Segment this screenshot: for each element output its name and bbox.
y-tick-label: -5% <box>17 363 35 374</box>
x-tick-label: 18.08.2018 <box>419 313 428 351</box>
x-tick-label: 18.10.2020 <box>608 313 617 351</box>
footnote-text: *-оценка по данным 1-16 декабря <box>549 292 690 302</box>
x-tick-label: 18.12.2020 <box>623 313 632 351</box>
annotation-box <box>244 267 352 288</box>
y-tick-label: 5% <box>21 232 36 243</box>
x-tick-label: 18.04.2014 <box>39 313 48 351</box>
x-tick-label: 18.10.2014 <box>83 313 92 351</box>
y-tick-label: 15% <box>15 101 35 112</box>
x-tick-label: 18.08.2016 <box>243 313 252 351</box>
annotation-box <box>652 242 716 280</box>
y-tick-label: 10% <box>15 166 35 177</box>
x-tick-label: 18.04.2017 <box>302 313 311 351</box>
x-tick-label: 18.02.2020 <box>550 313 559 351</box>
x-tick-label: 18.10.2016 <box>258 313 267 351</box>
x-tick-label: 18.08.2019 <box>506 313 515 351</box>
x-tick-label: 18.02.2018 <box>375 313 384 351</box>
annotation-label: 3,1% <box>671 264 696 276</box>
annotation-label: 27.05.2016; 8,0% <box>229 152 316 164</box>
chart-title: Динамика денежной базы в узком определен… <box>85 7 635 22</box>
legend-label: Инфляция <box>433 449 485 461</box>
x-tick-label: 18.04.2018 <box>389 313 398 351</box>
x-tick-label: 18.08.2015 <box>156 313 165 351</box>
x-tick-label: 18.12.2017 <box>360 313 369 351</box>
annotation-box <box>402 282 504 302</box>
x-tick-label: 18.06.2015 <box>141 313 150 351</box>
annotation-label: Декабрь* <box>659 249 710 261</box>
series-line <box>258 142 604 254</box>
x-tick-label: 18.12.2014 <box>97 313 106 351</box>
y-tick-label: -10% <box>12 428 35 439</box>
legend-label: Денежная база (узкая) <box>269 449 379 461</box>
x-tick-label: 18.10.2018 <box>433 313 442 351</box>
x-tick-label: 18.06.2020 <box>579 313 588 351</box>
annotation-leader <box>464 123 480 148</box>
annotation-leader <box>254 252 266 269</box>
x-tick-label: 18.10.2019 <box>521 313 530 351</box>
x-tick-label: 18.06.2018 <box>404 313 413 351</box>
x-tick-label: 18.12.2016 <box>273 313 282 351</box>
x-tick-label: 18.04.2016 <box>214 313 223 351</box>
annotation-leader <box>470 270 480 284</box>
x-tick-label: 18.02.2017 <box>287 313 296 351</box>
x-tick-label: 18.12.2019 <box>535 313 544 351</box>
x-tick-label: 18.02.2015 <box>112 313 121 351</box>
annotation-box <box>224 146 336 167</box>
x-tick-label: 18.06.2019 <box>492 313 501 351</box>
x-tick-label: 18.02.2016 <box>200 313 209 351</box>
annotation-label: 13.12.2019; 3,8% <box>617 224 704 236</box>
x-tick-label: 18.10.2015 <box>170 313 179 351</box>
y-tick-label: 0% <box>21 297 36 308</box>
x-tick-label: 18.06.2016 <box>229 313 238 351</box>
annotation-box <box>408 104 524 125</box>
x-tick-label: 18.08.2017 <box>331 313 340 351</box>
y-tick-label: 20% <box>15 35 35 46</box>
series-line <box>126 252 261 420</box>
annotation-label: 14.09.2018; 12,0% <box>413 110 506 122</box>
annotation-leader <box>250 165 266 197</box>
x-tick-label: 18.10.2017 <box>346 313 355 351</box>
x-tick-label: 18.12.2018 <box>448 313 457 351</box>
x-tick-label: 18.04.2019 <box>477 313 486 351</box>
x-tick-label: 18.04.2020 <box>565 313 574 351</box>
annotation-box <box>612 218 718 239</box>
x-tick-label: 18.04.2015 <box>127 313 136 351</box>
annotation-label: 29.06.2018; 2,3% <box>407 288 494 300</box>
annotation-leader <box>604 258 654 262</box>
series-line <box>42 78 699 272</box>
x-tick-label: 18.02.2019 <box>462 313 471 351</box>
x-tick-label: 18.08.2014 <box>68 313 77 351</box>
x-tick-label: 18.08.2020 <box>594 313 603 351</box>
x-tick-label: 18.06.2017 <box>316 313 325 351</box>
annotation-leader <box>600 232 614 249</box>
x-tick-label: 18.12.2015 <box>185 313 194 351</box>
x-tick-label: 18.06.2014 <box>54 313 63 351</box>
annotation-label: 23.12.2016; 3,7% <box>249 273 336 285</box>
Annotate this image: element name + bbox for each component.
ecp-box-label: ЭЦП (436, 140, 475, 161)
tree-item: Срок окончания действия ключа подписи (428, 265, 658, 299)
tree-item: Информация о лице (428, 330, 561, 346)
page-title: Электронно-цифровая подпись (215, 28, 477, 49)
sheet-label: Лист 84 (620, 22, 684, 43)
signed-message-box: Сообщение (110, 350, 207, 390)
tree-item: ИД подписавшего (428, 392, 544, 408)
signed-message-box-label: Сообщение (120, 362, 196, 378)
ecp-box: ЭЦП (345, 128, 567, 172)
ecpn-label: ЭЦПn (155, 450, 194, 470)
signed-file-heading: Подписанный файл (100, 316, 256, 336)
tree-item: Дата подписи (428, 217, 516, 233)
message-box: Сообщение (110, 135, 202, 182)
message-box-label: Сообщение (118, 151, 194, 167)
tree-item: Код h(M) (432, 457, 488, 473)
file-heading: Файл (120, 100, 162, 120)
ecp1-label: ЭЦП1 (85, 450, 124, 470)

--

__Instruction__
Reproduce the material above line for line, everything from its first line down to the line containing "x-tick-label: 18.08.2016 <box>243", with both of those lines included.

__Answer to this task__
Segment this screenshot: for each element output its name and bbox.
y-tick-label: -5% <box>17 363 35 374</box>
x-tick-label: 18.08.2018 <box>419 313 428 351</box>
x-tick-label: 18.10.2020 <box>608 313 617 351</box>
footnote-text: *-оценка по данным 1-16 декабря <box>549 292 690 302</box>
x-tick-label: 18.12.2020 <box>623 313 632 351</box>
annotation-box <box>244 267 352 288</box>
y-tick-label: 5% <box>21 232 36 243</box>
x-tick-label: 18.04.2014 <box>39 313 48 351</box>
x-tick-label: 18.10.2014 <box>83 313 92 351</box>
y-tick-label: 15% <box>15 101 35 112</box>
x-tick-label: 18.08.2016 <box>243 313 252 351</box>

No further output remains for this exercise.